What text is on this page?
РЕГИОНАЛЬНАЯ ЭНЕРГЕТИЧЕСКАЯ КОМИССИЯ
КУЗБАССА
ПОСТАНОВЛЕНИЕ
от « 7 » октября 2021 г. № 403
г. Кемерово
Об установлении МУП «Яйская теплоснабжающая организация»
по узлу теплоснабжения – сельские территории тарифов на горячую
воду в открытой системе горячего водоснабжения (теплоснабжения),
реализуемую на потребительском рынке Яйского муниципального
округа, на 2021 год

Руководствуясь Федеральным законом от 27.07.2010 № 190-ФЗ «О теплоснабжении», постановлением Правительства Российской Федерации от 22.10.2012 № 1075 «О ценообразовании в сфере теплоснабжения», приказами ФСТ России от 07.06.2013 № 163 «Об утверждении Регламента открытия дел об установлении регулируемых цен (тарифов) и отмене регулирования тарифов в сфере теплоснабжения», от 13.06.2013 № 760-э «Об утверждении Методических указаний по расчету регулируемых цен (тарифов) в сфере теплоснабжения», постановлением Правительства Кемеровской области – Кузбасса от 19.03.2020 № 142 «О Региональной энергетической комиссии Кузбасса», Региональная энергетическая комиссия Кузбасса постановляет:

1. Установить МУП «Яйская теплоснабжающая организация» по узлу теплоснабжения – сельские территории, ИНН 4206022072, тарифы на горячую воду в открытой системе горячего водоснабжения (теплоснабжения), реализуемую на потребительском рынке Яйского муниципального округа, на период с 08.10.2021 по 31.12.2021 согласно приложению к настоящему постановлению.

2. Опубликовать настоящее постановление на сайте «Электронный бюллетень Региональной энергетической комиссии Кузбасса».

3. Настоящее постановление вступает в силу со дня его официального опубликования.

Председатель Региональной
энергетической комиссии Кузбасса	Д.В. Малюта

**Task to carry out**. Only a number is wanted: how many lines contain "округа"?

**The solution**. 2